**What needs to be done**
Identify and copy all lines of the material where the string "жилищного" is found.

(Collected data entries)
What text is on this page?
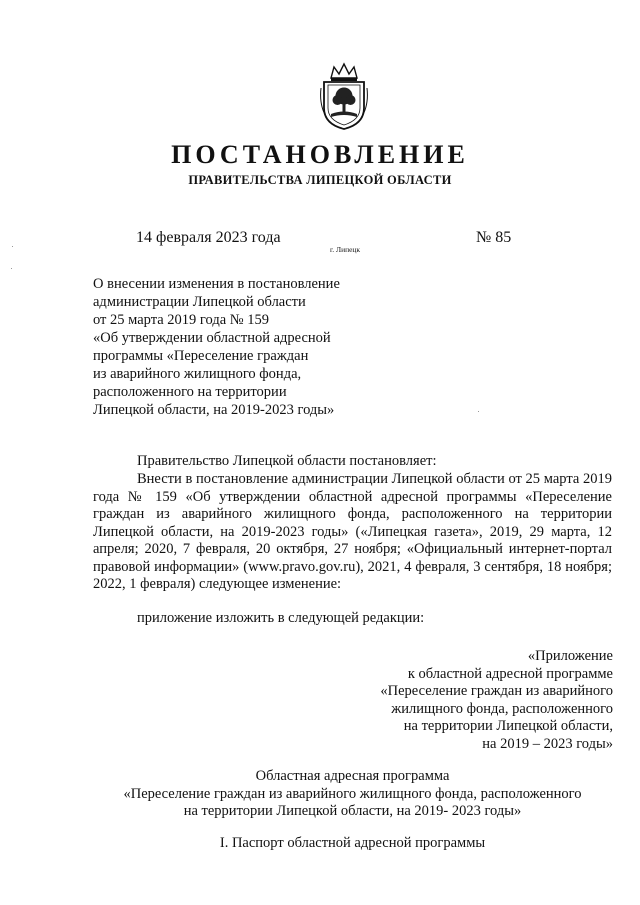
ПОСТАНОВЛЕНИЕ
ПРАВИТЕЛЬСТВА ЛИПЕЦКОЙ ОБЛАСТИ
14 февраля 2023 года
г. Липецк
№ 85
О внесении изменения в постановление
администрации Липецкой области
от 25 марта 2019 года № 159
«Об утверждении областной адресной
программы «Переселение граждан
из аварийного жилищного фонда,
расположенного на территории
Липецкой области, на 2019-2023 годы»
Правительство Липецкой области постановляет:
Внести в постановление администрации Липецкой области от 25 марта 2019 года № 159 «Об утверждении областной адресной программы «Переселение граждан из аварийного жилищного фонда, расположенного на территории Липецкой области, на 2019-2023 годы» («Липецкая газета», 2019, 29 марта, 12 апреля; 2020, 7 февраля, 20 октября, 27 ноября; «Официальный интернет-портал правовой информации» (www.pravo.gov.ru), 2021, 4 февраля, 3 сентября, 18 ноября; 2022, 1 февраля) следующее изменение:
приложение изложить в следующей редакции:
«Приложение
к областной адресной программе
«Переселение граждан из аварийного
жилищного фонда, расположенного
на территории Липецкой области,
на 2019 – 2023 годы»
Областная адресная программа
«Переселение граждан из аварийного жилищного фонда, расположенного
на территории Липецкой области, на 2019- 2023 годы»
I. Паспорт областной адресной программы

**Written answer**
из аварийного жилищного фонда,
Внести в постановление администрации Липецкой области от 25 марта 2019 года № 159 «Об утверждении областной адресной программы «Переселение граждан из аварийного жилищного фонда, расположенного на территории Липецкой области, на 2019-2023 годы» («Липецкая газета», 2019, 29 марта, 12 апреля; 2020, 7 февраля, 20 октября, 27 ноября; «Официальный интернет-портал правовой информации» (www.pravo.gov.ru), 2021, 4 февраля, 3 сентября, 18 ноября; 2022, 1 февраля) следующее изменение:
жилищного фонда, расположенного
«Переселение граждан из аварийного жилищного фонда, расположенного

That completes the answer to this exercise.